WHAT IS ASKED =
Output the full listing below exactly, without the pictures.

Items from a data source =

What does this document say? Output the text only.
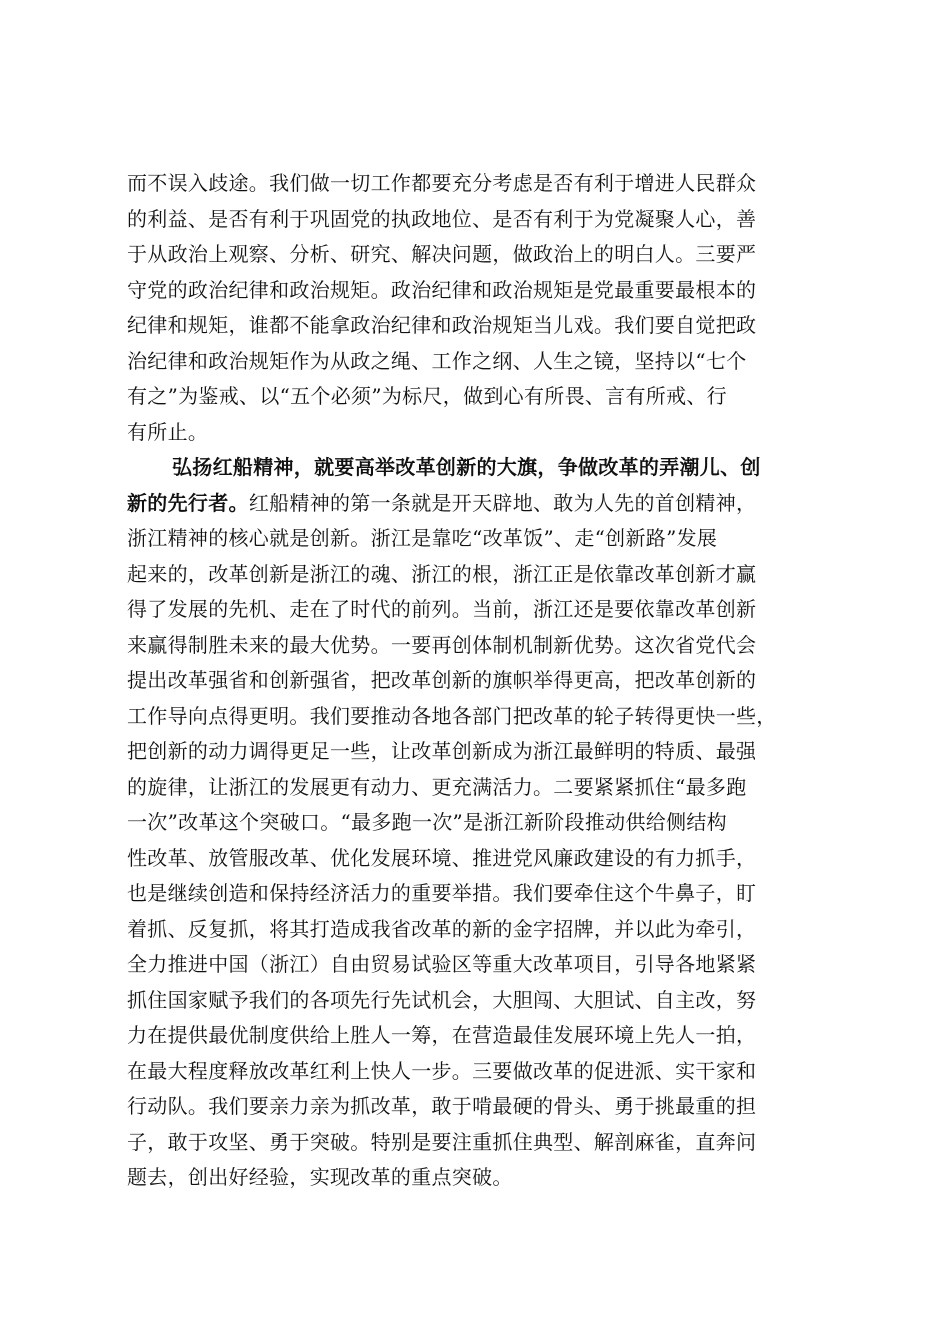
而不误入歧途。我们做一切工作都要充分考虑是否有利于增进人民群众
的利益、是否有利于巩固党的执政地位、是否有利于为党凝聚人心，善
于从政治上观察、分析、研究、解决问题，做政治上的明白人。三要严
守党的政治纪律和政治规矩。政治纪律和政治规矩是党最重要最根本的
纪律和规矩，谁都不能拿政治纪律和政治规矩当儿戏。我们要自觉把政
治纪律和政治规矩作为从政之绳、工作之纲、人生之镜，坚持以“七个
有之”为鉴戒、以“五个必须”为标尺，做到心有所畏、言有所戒、行
有所止。
弘扬红船精神，就要高举改革创新的大旗，争做改革的弄潮儿、创
新的先行者。红船精神的第一条就是开天辟地、敢为人先的首创精神，
浙江精神的核心就是创新。浙江是靠吃“改革饭”、走“创新路”发展
起来的，改革创新是浙江的魂、浙江的根，浙江正是依靠改革创新才赢
得了发展的先机、走在了时代的前列。当前，浙江还是要依靠改革创新
来赢得制胜未来的最大优势。一要再创体制机制新优势。这次省党代会
提出改革强省和创新强省，把改革创新的旗帜举得更高，把改革创新的
工作导向点得更明。我们要推动各地各部门把改革的轮子转得更快一些，
把创新的动力调得更足一些，让改革创新成为浙江最鲜明的特质、最强
的旋律，让浙江的发展更有动力、更充满活力。二要紧紧抓住“最多跑
一次”改革这个突破口。“最多跑一次”是浙江新阶段推动供给侧结构
性改革、放管服改革、优化发展环境、推进党风廉政建设的有力抓手，
也是继续创造和保持经济活力的重要举措。我们要牵住这个牛鼻子，盯
着抓、反复抓，将其打造成我省改革的新的金字招牌，并以此为牵引，
全力推进中国（浙江）自由贸易试验区等重大改革项目，引导各地紧紧
抓住国家赋予我们的各项先行先试机会，大胆闯、大胆试、自主改，努
力在提供最优制度供给上胜人一筹，在营造最佳发展环境上先人一拍，
在最大程度释放改革红利上快人一步。三要做改革的促进派、实干家和
行动队。我们要亲力亲为抓改革，敢于啃最硬的骨头、勇于挑最重的担
子，敢于攻坚、勇于突破。特别是要注重抓住典型、解剖麻雀，直奔问
题去，创出好经验，实现改革的重点突破。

WORKED SOLUTION =
What does this document say? Output the text only.
而不误入歧途。我们做一切工作都要充分考虑是否有利于增进人民群众
的利益、是否有利于巩固党的执政地位、是否有利于为党凝聚人心，善
于从政治上观察、分析、研究、解决问题，做政治上的明白人。三要严
守党的政治纪律和政治规矩。政治纪律和政治规矩是党最重要最根本的
纪律和规矩，谁都不能拿政治纪律和政治规矩当儿戏。我们要自觉把政
治纪律和政治规矩作为从政之绳、工作之纲、人生之镜，坚持以“七个
有之”为鉴戒、以“五个必须”为标尺，做到心有所畏、言有所戒、行
有所止。
弘扬红船精神，就要高举改革创新的大旗，争做改革的弄潮儿、创
新的先行者。红船精神的第一条就是开天辟地、敢为人先的首创精神，
浙江精神的核心就是创新。浙江是靠吃“改革饭”、走“创新路”发展
起来的，改革创新是浙江的魂、浙江的根，浙江正是依靠改革创新才赢
得了发展的先机、走在了时代的前列。当前，浙江还是要依靠改革创新
来赢得制胜未来的最大优势。一要再创体制机制新优势。这次省党代会
提出改革强省和创新强省，把改革创新的旗帜举得更高，把改革创新的
工作导向点得更明。我们要推动各地各部门把改革的轮子转得更快一些，
把创新的动力调得更足一些，让改革创新成为浙江最鲜明的特质、最强
的旋律，让浙江的发展更有动力、更充满活力。二要紧紧抓住“最多跑
一次”改革这个突破口。“最多跑一次”是浙江新阶段推动供给侧结构
性改革、放管服改革、优化发展环境、推进党风廉政建设的有力抓手，
也是继续创造和保持经济活力的重要举措。我们要牵住这个牛鼻子，盯
着抓、反复抓，将其打造成我省改革的新的金字招牌，并以此为牵引，
全力推进中国（浙江）自由贸易试验区等重大改革项目，引导各地紧紧
抓住国家赋予我们的各项先行先试机会，大胆闯、大胆试、自主改，努
力在提供最优制度供给上胜人一筹，在营造最佳发展环境上先人一拍，
在最大程度释放改革红利上快人一步。三要做改革的促进派、实干家和
行动队。我们要亲力亲为抓改革，敢于啃最硬的骨头、勇于挑最重的担
子，敢于攻坚、勇于突破。特别是要注重抓住典型、解剖麻雀，直奔问
题去，创出好经验，实现改革的重点突破。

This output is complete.